EXERCISE AIM: Within the records that follow, find every line containing the string "αὐτῶν". Copy those lines.

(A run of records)

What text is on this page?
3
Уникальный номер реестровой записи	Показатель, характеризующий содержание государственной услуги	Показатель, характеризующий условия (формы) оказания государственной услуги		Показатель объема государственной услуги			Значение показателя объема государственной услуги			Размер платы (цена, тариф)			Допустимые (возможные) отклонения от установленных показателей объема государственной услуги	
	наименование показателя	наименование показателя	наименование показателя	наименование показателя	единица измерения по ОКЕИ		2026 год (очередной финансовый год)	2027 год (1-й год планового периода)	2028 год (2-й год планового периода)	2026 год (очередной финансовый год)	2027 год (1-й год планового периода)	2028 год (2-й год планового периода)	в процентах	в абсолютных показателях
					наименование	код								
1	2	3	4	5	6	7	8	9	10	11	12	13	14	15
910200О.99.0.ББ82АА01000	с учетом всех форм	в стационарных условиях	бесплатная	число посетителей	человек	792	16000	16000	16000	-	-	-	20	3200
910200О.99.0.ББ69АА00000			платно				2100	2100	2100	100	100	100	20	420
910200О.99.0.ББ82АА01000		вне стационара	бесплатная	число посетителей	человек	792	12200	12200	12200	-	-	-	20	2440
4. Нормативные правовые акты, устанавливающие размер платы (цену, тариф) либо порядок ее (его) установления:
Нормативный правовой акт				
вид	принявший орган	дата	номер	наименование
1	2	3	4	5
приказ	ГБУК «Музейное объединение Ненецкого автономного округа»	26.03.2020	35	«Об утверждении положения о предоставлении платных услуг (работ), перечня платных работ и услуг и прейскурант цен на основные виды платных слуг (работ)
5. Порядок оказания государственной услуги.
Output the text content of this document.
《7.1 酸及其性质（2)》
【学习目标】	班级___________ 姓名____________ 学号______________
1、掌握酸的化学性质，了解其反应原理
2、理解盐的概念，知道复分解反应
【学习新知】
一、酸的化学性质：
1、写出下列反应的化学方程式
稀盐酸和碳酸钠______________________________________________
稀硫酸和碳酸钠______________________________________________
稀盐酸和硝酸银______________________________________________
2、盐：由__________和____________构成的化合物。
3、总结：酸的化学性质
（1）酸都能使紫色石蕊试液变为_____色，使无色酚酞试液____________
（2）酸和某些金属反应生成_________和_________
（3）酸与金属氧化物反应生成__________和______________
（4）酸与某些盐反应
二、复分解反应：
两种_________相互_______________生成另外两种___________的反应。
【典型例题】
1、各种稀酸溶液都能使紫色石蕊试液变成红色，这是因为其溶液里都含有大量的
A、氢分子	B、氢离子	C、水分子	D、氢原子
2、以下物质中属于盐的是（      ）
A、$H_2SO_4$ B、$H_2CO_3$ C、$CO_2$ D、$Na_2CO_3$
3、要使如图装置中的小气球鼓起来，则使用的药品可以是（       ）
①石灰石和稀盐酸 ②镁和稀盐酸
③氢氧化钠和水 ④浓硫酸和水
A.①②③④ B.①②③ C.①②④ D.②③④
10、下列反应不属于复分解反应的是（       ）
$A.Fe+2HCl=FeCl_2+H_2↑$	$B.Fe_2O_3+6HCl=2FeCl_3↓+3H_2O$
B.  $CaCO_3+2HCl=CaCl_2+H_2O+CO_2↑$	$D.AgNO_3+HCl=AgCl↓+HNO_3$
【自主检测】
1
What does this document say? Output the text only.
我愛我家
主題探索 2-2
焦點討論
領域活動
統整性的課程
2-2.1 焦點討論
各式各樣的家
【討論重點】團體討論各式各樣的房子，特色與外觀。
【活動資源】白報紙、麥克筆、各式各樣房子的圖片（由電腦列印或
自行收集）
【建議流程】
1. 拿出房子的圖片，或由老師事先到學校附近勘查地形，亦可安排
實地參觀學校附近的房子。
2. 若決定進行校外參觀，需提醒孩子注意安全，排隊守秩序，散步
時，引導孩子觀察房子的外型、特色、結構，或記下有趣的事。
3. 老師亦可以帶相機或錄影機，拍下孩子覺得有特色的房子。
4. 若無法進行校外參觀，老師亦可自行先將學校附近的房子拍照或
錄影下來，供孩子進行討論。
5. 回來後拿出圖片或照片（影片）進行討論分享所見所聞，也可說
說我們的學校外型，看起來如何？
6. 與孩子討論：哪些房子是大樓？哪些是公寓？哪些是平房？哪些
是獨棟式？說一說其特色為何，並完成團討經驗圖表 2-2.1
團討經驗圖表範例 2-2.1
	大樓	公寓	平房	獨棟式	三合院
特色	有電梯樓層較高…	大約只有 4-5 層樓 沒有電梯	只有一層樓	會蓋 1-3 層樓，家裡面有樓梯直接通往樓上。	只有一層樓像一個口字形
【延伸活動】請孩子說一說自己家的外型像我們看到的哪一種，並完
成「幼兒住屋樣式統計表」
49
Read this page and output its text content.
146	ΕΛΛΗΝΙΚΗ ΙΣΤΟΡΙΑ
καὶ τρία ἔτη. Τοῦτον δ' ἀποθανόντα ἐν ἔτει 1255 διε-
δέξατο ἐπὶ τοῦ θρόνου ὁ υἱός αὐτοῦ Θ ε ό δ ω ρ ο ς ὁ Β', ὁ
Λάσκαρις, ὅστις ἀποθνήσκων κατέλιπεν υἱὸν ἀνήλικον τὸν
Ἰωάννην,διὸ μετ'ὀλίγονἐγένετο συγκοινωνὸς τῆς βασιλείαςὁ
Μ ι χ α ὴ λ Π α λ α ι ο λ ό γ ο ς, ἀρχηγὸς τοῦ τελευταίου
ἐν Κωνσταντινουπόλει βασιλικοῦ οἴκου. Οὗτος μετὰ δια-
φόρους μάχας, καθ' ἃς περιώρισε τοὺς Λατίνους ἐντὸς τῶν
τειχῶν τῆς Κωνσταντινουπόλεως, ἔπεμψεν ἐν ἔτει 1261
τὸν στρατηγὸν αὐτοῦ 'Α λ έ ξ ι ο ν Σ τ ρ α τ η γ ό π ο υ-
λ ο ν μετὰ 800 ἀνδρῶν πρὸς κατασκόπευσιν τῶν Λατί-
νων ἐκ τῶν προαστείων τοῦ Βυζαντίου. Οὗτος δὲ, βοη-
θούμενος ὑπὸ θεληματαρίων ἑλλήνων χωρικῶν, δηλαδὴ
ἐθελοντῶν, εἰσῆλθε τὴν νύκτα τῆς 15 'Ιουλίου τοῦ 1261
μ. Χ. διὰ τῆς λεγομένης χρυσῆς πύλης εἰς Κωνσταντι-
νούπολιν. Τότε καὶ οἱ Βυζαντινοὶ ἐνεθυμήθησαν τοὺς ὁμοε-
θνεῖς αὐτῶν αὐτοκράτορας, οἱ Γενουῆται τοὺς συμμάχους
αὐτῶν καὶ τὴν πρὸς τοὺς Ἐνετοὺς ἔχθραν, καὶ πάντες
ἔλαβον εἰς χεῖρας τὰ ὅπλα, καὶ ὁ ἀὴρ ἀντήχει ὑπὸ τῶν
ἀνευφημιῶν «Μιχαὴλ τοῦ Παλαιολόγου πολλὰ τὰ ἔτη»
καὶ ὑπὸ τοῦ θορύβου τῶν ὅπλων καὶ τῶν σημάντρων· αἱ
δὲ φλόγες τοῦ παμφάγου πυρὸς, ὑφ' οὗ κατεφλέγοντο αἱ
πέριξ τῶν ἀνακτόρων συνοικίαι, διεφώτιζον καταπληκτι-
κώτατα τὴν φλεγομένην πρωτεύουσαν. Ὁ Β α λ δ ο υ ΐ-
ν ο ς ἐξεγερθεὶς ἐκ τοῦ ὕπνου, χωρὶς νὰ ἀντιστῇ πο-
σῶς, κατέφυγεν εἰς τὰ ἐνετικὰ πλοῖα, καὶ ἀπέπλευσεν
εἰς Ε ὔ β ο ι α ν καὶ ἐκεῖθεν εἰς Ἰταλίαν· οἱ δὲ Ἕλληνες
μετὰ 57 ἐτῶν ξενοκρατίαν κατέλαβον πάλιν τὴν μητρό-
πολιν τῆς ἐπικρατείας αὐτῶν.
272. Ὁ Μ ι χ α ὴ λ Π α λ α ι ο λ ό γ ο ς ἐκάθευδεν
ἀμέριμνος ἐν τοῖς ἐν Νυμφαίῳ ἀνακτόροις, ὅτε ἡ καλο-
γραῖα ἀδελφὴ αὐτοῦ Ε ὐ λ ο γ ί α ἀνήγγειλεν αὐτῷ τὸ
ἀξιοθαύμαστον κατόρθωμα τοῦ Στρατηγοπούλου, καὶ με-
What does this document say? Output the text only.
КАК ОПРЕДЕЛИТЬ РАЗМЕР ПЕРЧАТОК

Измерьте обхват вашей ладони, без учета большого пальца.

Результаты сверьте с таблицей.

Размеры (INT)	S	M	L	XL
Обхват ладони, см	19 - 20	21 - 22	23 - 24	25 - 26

WORKED ANSWER:
θνεῖς αὐτῶν αὐτοκράτορας, οἱ Γενουῆται τοὺς συμμάχους
αὐτῶν καὶ τὴν πρὸς τοὺς Ἐνετοὺς ἔχθραν, καὶ πάντες
πολιν τῆς ἐπικρατείας αὐτῶν.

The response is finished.